* [What is needed]:
Every entry must be duplicated precisely as written.

◆ ◆ ◆ ◆

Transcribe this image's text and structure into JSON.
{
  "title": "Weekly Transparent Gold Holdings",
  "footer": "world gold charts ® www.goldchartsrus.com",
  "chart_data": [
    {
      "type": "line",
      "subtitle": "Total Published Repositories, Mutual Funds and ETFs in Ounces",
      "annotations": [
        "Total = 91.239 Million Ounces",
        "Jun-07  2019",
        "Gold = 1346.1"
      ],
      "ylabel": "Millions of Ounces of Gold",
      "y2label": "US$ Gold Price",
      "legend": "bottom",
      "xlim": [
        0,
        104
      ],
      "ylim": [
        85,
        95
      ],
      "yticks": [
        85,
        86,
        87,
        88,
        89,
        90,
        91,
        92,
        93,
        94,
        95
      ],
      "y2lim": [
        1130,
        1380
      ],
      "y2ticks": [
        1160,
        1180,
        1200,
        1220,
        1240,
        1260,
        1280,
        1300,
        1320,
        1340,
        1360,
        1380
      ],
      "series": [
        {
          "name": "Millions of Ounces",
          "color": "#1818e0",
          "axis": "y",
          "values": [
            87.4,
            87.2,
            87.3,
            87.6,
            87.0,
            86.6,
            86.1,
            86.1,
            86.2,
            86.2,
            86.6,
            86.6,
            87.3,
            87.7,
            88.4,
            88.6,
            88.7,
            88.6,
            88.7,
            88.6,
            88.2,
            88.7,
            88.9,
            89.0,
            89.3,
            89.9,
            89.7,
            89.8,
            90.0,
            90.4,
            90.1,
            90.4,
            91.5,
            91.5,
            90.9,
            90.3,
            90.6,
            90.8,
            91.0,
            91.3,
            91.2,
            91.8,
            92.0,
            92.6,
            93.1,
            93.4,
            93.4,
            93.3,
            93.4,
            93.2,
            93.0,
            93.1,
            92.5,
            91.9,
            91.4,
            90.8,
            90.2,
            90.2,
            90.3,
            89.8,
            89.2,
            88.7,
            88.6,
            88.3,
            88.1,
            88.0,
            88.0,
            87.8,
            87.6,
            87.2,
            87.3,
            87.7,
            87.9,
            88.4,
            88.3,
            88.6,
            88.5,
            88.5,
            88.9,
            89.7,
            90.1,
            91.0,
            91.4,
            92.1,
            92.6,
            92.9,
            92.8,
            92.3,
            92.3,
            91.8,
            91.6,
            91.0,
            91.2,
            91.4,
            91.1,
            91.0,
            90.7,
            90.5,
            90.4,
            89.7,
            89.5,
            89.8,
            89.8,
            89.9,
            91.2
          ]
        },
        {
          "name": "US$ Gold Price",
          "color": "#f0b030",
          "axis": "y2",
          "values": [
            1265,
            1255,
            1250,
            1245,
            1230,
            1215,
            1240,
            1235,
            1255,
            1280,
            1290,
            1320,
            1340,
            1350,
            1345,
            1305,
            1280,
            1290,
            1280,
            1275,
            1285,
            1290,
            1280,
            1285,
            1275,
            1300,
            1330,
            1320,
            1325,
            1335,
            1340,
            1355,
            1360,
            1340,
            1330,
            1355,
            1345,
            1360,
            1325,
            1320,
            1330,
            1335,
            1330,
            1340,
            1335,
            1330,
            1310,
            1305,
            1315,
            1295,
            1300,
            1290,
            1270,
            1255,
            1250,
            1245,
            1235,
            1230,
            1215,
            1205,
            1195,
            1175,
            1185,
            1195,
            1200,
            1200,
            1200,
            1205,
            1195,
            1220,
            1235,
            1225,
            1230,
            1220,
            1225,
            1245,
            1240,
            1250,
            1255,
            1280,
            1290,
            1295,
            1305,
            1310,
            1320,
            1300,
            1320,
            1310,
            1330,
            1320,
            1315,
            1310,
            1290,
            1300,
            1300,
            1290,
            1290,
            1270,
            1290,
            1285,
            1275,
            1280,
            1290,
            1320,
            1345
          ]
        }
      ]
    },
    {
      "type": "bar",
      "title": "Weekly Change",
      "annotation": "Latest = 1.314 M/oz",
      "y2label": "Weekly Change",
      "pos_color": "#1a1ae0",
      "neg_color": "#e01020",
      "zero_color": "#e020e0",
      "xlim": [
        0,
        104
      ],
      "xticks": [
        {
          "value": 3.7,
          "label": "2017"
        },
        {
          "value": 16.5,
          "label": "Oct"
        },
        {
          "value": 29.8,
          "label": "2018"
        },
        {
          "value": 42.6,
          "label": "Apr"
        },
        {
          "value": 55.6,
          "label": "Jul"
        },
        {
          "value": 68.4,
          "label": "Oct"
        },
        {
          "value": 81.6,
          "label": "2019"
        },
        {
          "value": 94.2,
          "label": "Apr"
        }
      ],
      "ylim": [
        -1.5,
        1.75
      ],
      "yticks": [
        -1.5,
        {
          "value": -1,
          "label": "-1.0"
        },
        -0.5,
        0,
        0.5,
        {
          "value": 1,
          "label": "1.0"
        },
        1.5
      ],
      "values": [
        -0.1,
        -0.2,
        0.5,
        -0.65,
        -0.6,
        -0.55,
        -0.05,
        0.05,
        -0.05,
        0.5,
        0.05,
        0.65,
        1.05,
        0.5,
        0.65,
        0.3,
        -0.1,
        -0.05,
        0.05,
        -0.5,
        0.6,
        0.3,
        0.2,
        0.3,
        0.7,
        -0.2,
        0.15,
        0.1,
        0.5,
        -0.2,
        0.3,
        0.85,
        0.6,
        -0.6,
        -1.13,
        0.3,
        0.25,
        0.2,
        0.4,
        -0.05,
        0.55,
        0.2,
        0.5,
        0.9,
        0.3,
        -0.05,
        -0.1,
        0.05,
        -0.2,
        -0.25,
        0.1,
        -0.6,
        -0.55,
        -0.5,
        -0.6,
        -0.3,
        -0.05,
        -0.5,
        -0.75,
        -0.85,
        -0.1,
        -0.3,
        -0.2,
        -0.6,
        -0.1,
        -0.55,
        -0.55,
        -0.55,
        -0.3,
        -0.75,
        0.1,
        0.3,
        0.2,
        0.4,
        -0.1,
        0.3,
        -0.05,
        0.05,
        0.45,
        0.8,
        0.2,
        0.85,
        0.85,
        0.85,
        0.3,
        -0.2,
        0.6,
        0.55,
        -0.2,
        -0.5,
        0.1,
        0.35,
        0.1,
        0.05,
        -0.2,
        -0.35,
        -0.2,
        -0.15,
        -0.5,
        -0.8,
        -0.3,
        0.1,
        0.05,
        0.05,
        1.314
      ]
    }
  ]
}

◆ ◆ ◆ ◆

* [Finished task]:
Transcribe this image's text and structure into JSON.
{
  "title": "Weekly Transparent Gold Holdings",
  "footer": "world gold charts ® www.goldchartsrus.com",
  "chart_data": [
    {
      "type": "line",
      "subtitle": "Total Published Repositories, Mutual Funds and ETFs in Ounces",
      "annotations": [
        "Total = 91.239 Million Ounces",
        "Jun-07  2019",
        "Gold = 1346.1"
      ],
      "ylabel": "Millions of Ounces of Gold",
      "y2label": "US$ Gold Price",
      "legend": "bottom",
      "xlim": [
        0,
        104
      ],
      "ylim": [
        85,
        95
      ],
      "yticks": [
        85,
        86,
        87,
        88,
        89,
        90,
        91,
        92,
        93,
        94,
        95
      ],
      "y2lim": [
        1130,
        1380
      ],
      "y2ticks": [
        1160,
        1180,
        1200,
        1220,
        1240,
        1260,
        1280,
        1300,
        1320,
        1340,
        1360,
        1380
      ],
      "series": [
        {
          "name": "Millions of Ounces",
          "color": "#1818e0",
          "axis": "y",
          "values": [
            87.4,
            87.2,
            87.3,
            87.6,
            87.0,
            86.6,
            86.1,
            86.1,
            86.2,
            86.2,
            86.6,
            86.6,
            87.3,
            87.7,
            88.4,
            88.6,
            88.7,
            88.6,
            88.7,
            88.6,
            88.2,
            88.7,
            88.9,
            89.0,
            89.3,
            89.9,
            89.7,
            89.8,
            90.0,
            90.4,
            90.1,
            90.4,
            91.5,
            91.5,
            90.9,
            90.3,
            90.6,
            90.8,
            91.0,
            91.3,
            91.2,
            91.8,
            92.0,
            92.6,
            93.1,
            93.4,
            93.4,
            93.3,
            93.4,
            93.2,
            93.0,
            93.1,
            92.5,
            91.9,
            91.4,
            90.8,
            90.2,
            90.2,
            90.3,
            89.8,
            89.2,
            88.7,
            88.6,
            88.3,
            88.1,
            88.0,
            88.0,
            87.8,
            87.6,
            87.2,
            87.3,
            87.7,
            87.9,
            88.4,
            88.3,
            88.6,
            88.5,
            88.5,
            88.9,
            89.7,
            90.1,
            91.0,
            91.4,
            92.1,
            92.6,
            92.9,
            92.8,
            92.3,
            92.3,
            91.8,
            91.6,
            91.0,
            91.2,
            91.4,
            91.1,
            91.0,
            90.7,
            90.5,
            90.4,
            89.7,
            89.5,
            89.8,
            89.8,
            89.9,
            91.2
          ]
        },
        {
          "name": "US$ Gold Price",
          "color": "#f0b030",
          "axis": "y2",
          "values": [
            1265,
            1255,
            1250,
            1245,
            1230,
            1215,
            1240,
            1235,
            1255,
            1280,
            1290,
            1320,
            1340,
            1350,
            1345,
            1305,
            1280,
            1290,
            1280,
            1275,
            1285,
            1290,
            1280,
            1285,
            1275,
            1300,
            1330,
            1320,
            1325,
            1335,
            1340,
            1355,
            1360,
            1340,
            1330,
            1355,
            1345,
            1360,
            1325,
            1320,
            1330,
            1335,
            1330,
            1340,
            1335,
            1330,
            1310,
            1305,
            1315,
            1295,
            1300,
            1290,
            1270,
            1255,
            1250,
            1245,
            1235,
            1230,
            1215,
            1205,
            1195,
            1175,
            1185,
            1195,
            1200,
            1200,
            1200,
            1205,
            1195,
            1220,
            1235,
            1225,
            1230,
            1220,
            1225,
            1245,
            1240,
            1250,
            1255,
            1280,
            1290,
            1295,
            1305,
            1310,
            1320,
            1300,
            1320,
            1310,
            1330,
            1320,
            1315,
            1310,
            1290,
            1300,
            1300,
            1290,
            1290,
            1270,
            1290,
            1285,
            1275,
            1280,
            1290,
            1320,
            1345
          ]
        }
      ]
    },
    {
      "type": "bar",
      "title": "Weekly Change",
      "annotation": "Latest = 1.314 M/oz",
      "y2label": "Weekly Change",
      "pos_color": "#1a1ae0",
      "neg_color": "#e01020",
      "zero_color": "#e020e0",
      "xlim": [
        0,
        104
      ],
      "xticks": [
        {
          "value": 3.7,
          "label": "2017"
        },
        {
          "value": 16.5,
          "label": "Oct"
        },
        {
          "value": 29.8,
          "label": "2018"
        },
        {
          "value": 42.6,
          "label": "Apr"
        },
        {
          "value": 55.6,
          "label": "Jul"
        },
        {
          "value": 68.4,
          "label": "Oct"
        },
        {
          "value": 81.6,
          "label": "2019"
        },
        {
          "value": 94.2,
          "label": "Apr"
        }
      ],
      "ylim": [
        -1.5,
        1.75
      ],
      "yticks": [
        -1.5,
        {
          "value": -1,
          "label": "-1.0"
        },
        -0.5,
        0,
        0.5,
        {
          "value": 1,
          "label": "1.0"
        },
        1.5
      ],
      "values": [
        -0.1,
        -0.2,
        0.5,
        -0.65,
        -0.6,
        -0.55,
        -0.05,
        0.05,
        -0.05,
        0.5,
        0.05,
        0.65,
        1.05,
        0.5,
        0.65,
        0.3,
        -0.1,
        -0.05,
        0.05,
        -0.5,
        0.6,
        0.3,
        0.2,
        0.3,
        0.7,
        -0.2,
        0.15,
        0.1,
        0.5,
        -0.2,
        0.3,
        0.85,
        0.6,
        -0.6,
        -1.13,
        0.3,
        0.25,
        0.2,
        0.4,
        -0.05,
        0.55,
        0.2,
        0.5,
        0.9,
        0.3,
        -0.05,
        -0.1,
        0.05,
        -0.2,
        -0.25,
        0.1,
        -0.6,
        -0.55,
        -0.5,
        -0.6,
        -0.3,
        -0.05,
        -0.5,
        -0.75,
        -0.85,
        -0.1,
        -0.3,
        -0.2,
        -0.6,
        -0.1,
        -0.55,
        -0.55,
        -0.55,
        -0.3,
        -0.75,
        0.1,
        0.3,
        0.2,
        0.4,
        -0.1,
        0.3,
        -0.05,
        0.05,
        0.45,
        0.8,
        0.2,
        0.85,
        0.85,
        0.85,
        0.3,
        -0.2,
        0.6,
        0.55,
        -0.2,
        -0.5,
        0.1,
        0.35,
        0.1,
        0.05,
        -0.2,
        -0.35,
        -0.2,
        -0.15,
        -0.5,
        -0.8,
        -0.3,
        0.1,
        0.05,
        0.05,
        1.314
      ]
    }
  ]
}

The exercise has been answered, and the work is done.